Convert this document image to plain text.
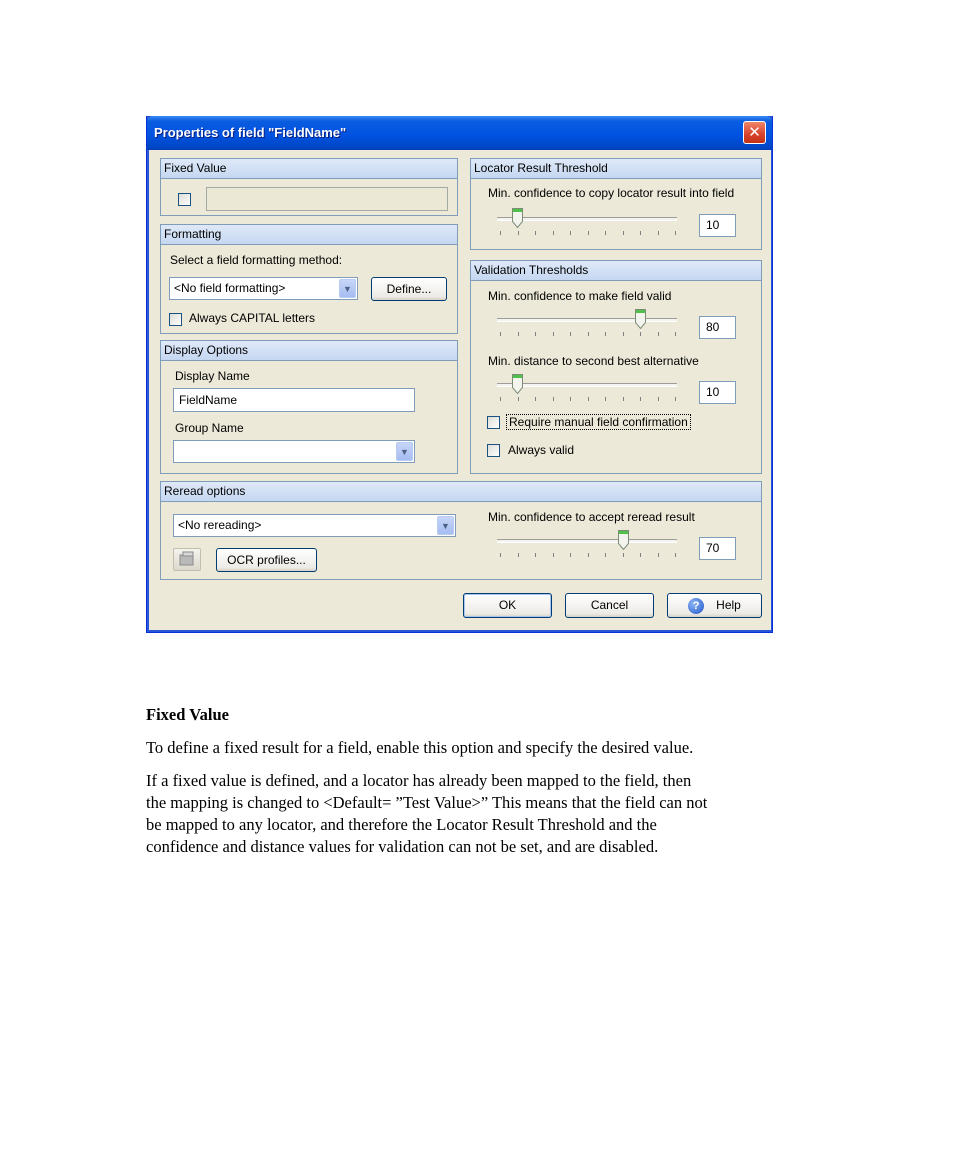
Properties of field "FieldName"	✕
Fixed Value
Formatting
Select a field formatting method:
<No field formatting>	▼	Define...
Always CAPITAL letters
Display Options
Display Name
FieldName
Group Name
▼
Locator Result Threshold
Min. confidence to copy locator result into field
10
Validation Thresholds
Min. confidence to make field valid
80
Min. distance to second best alternative
10
Require manual field confirmation
Always valid
Reread options
<No rereading>	▼
OCR profiles...
Min. confidence to accept reread result
70
OK	Cancel	? Help
Fixed Value
To define a fixed result for a field, enable this option and specify the desired value.
If a fixed value is defined, and a locator has already been mapped to the field, then
the mapping is changed to <Default= ”Test Value>” This means that the field can not
be mapped to any locator, and therefore the Locator Result Threshold and the
confidence and distance values for validation can not be set, and are disabled.
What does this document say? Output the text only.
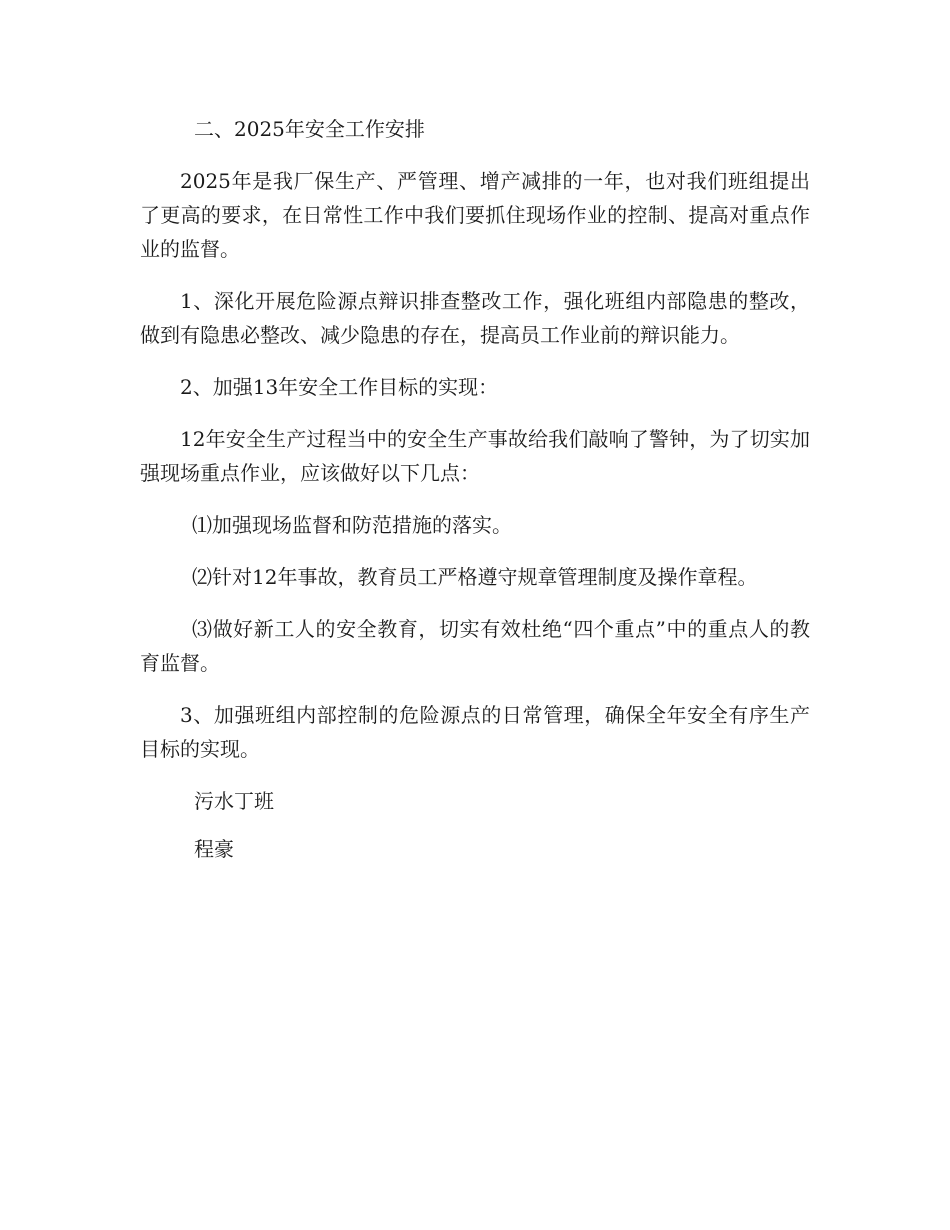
二、2025年安全工作安排

2025年是我厂保生产、严管理、增产减排的一年，也对我们班组提出了更高的要求，在日常性工作中我们要抓住现场作业的控制、提高对重点作业的监督。

1、深化开展危险源点辩识排查整改工作，强化班组内部隐患的整改，做到有隐患必整改、减少隐患的存在，提高员工作业前的辩识能力。

2、加强13年安全工作目标的实现：

12年安全生产过程当中的安全生产事故给我们敲响了警钟，为了切实加强现场重点作业，应该做好以下几点：

⑴加强现场监督和防范措施的落实。

⑵针对12年事故，教育员工严格遵守规章管理制度及操作章程。

⑶做好新工人的安全教育，切实有效杜绝“四个重点”中的重点人的教育监督。

3、加强班组内部控制的危险源点的日常管理，确保全年安全有序生产目标的实现。

污水丁班

程豪
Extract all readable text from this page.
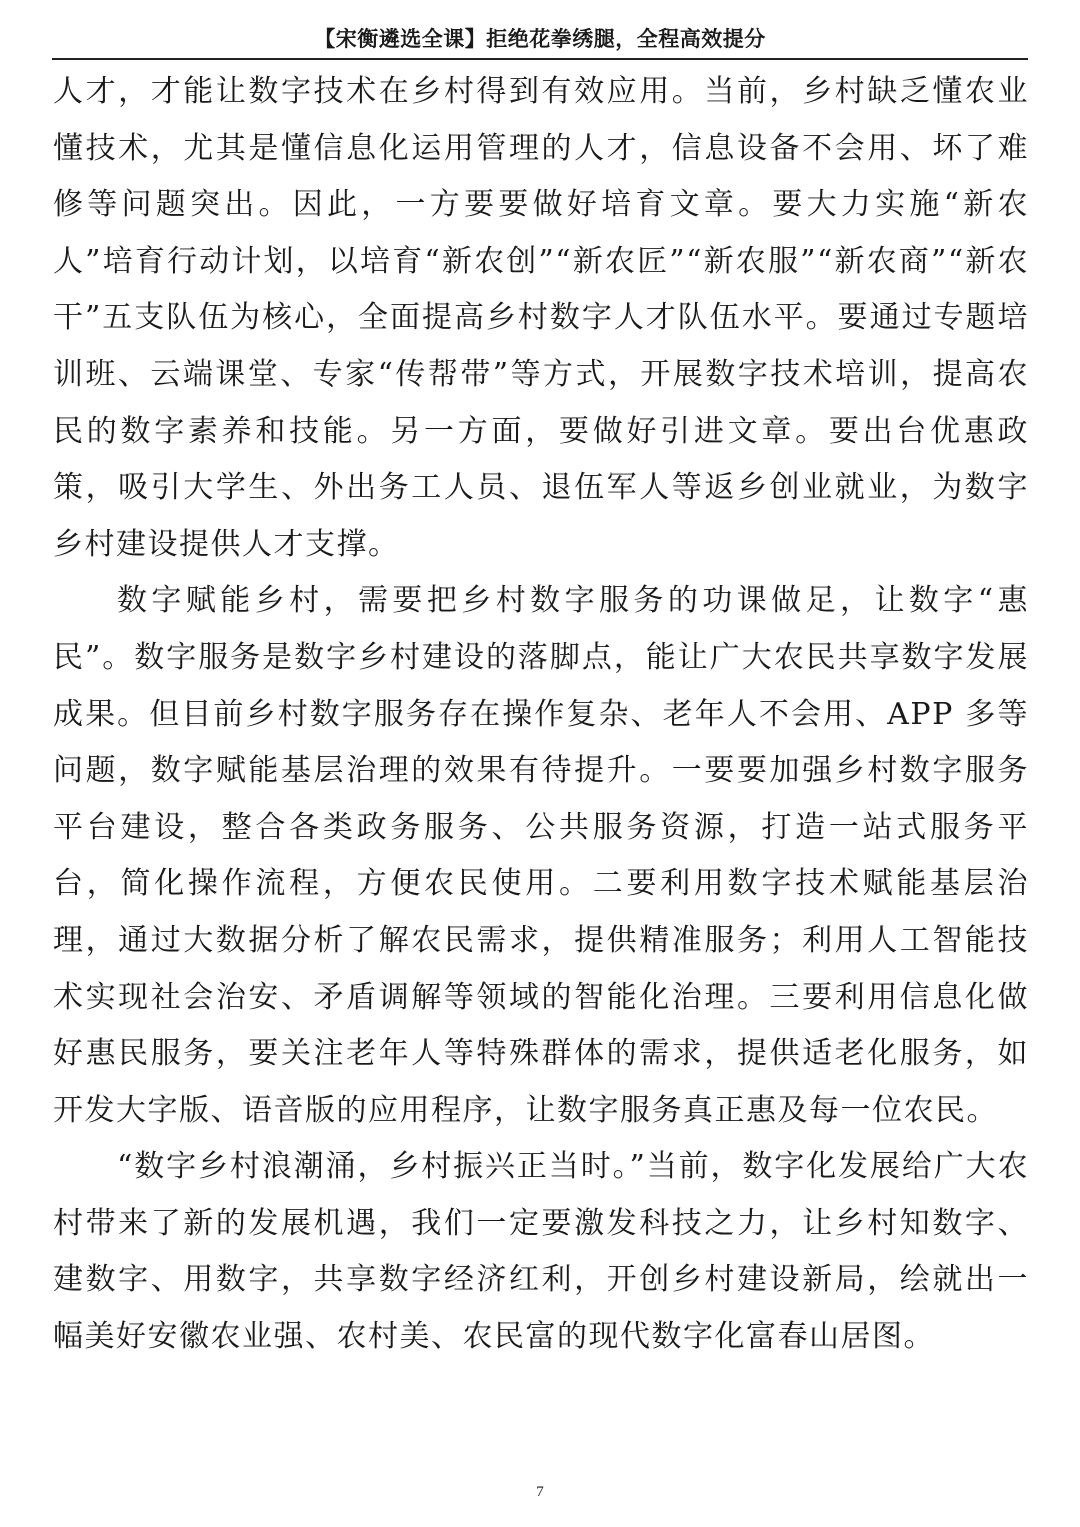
【宋衡遴选全课】拒绝花拳绣腿，全程高效提分

人才，才能让数字技术在乡村得到有效应用。当前，乡村缺乏懂农业懂技术，尤其是懂信息化运用管理的人才，信息设备不会用、坏了难修等问题突出。因此，一方要要做好培育文章。要大力实施“新农人”培育行动计划，以培育“新农创”“新农匠”“新农服”“新农商”“新农干”五支队伍为核心，全面提高乡村数字人才队伍水平。要通过专题培训班、云端课堂、专家“传帮带”等方式，开展数字技术培训，提高农民的数字素养和技能。另一方面，要做好引进文章。要出台优惠政策，吸引大学生、外出务工人员、退伍军人等返乡创业就业，为数字乡村建设提供人才支撑。

数字赋能乡村，需要把乡村数字服务的功课做足，让数字“惠民”。数字服务是数字乡村建设的落脚点，能让广大农民共享数字发展成果。但目前乡村数字服务存在操作复杂、老年人不会用、APP 多等问题，数字赋能基层治理的效果有待提升。一要要加强乡村数字服务平台建设，整合各类政务服务、公共服务资源，打造一站式服务平台，简化操作流程，方便农民使用。二要利用数字技术赋能基层治理，通过大数据分析了解农民需求，提供精准服务；利用人工智能技术实现社会治安、矛盾调解等领域的智能化治理。三要利用信息化做好惠民服务，要关注老年人等特殊群体的需求，提供适老化服务，如开发大字版、语音版的应用程序，让数字服务真正惠及每一位农民。

“数字乡村浪潮涌，乡村振兴正当时。”当前，数字化发展给广大农村带来了新的发展机遇，我们一定要激发科技之力，让乡村知数字、建数字、用数字，共享数字经济红利，开创乡村建设新局，绘就出一幅美好安徽农业强、农村美、农民富的现代数字化富春山居图。

7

= = = = =

▶ **What you should do**:
Make an exact copy of the data above, pictures excluded.

▶ **Reply to the task**:
Convert this document image to plain text.
Properties of field "FieldName"	✕
Fixed Value
Formatting
Select a field formatting method:
<No field formatting>	▼	Define...
Always CAPITAL letters
Display Options
Display Name
FieldName
Group Name
▼
Locator Result Threshold
Min. confidence to copy locator result into field
10
Validation Thresholds
Min. confidence to make field valid
80
Min. distance to second best alternative
10
Require manual field confirmation
Always valid
Reread options
<No rereading>	▼
OCR profiles...
Min. confidence to accept reread result
70
OK	Cancel	? Help
Fixed Value
To define a fixed result for a field, enable this option and specify the desired value.
If a fixed value is defined, and a locator has already been mapped to the field, then
the mapping is changed to <Default= ”Test Value>” This means that the field can not
be mapped to any locator, and therefore the Locator Result Threshold and the
confidence and distance values for validation can not be set, and are disabled.
What does this document say? Output the text only.
二、2025年安全工作安排

2025年是我厂保生产、严管理、增产减排的一年，也对我们班组提出了更高的要求，在日常性工作中我们要抓住现场作业的控制、提高对重点作业的监督。

1、深化开展危险源点辩识排查整改工作，强化班组内部隐患的整改，做到有隐患必整改、减少隐患的存在，提高员工作业前的辩识能力。

2、加强13年安全工作目标的实现：

12年安全生产过程当中的安全生产事故给我们敲响了警钟，为了切实加强现场重点作业，应该做好以下几点：

⑴加强现场监督和防范措施的落实。

⑵针对12年事故，教育员工严格遵守规章管理制度及操作章程。

⑶做好新工人的安全教育，切实有效杜绝“四个重点”中的重点人的教育监督。

3、加强班组内部控制的危险源点的日常管理，确保全年安全有序生产目标的实现。

污水丁班

程豪
Extract all readable text from this page.
【宋衡遴选全课】拒绝花拳绣腿，全程高效提分

人才，才能让数字技术在乡村得到有效应用。当前，乡村缺乏懂农业懂技术，尤其是懂信息化运用管理的人才，信息设备不会用、坏了难修等问题突出。因此，一方要要做好培育文章。要大力实施“新农人”培育行动计划，以培育“新农创”“新农匠”“新农服”“新农商”“新农干”五支队伍为核心，全面提高乡村数字人才队伍水平。要通过专题培训班、云端课堂、专家“传帮带”等方式，开展数字技术培训，提高农民的数字素养和技能。另一方面，要做好引进文章。要出台优惠政策，吸引大学生、外出务工人员、退伍军人等返乡创业就业，为数字乡村建设提供人才支撑。

数字赋能乡村，需要把乡村数字服务的功课做足，让数字“惠民”。数字服务是数字乡村建设的落脚点，能让广大农民共享数字发展成果。但目前乡村数字服务存在操作复杂、老年人不会用、APP 多等问题，数字赋能基层治理的效果有待提升。一要要加强乡村数字服务平台建设，整合各类政务服务、公共服务资源，打造一站式服务平台，简化操作流程，方便农民使用。二要利用数字技术赋能基层治理，通过大数据分析了解农民需求，提供精准服务；利用人工智能技术实现社会治安、矛盾调解等领域的智能化治理。三要利用信息化做好惠民服务，要关注老年人等特殊群体的需求，提供适老化服务，如开发大字版、语音版的应用程序，让数字服务真正惠及每一位农民。

“数字乡村浪潮涌，乡村振兴正当时。”当前，数字化发展给广大农村带来了新的发展机遇，我们一定要激发科技之力，让乡村知数字、建数字、用数字，共享数字经济红利，开创乡村建设新局，绘就出一幅美好安徽农业强、农村美、农民富的现代数字化富春山居图。

7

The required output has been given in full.